■ Given request ■
Quote the listing below in its entirety, omitting every image.

■ Given data ■
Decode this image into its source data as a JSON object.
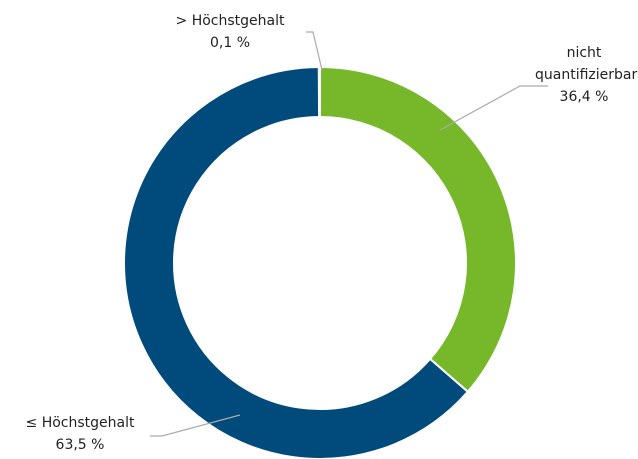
{
  "chart_data": {
    "type": "donut",
    "categories": [
      "nicht quantifizierbar",
      "≤ Höchstgehalt",
      "> Höchstgehalt"
    ],
    "values": [
      36.4,
      63.5,
      0.1
    ],
    "value_labels": [
      "36,4 %",
      "63,5 %",
      "0,1 %"
    ],
    "colors": [
      "#76b82a",
      "#004b7c",
      "#c0392b"
    ]
  }
}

■ Exercise result ■
Decode this image into its source data as a JSON object.
{
  "chart_data": {
    "type": "donut",
    "categories": [
      "nicht quantifizierbar",
      "≤ Höchstgehalt",
      "> Höchstgehalt"
    ],
    "values": [
      36.4,
      63.5,
      0.1
    ],
    "value_labels": [
      "36,4 %",
      "63,5 %",
      "0,1 %"
    ],
    "colors": [
      "#76b82a",
      "#004b7c",
      "#c0392b"
    ]
  }
}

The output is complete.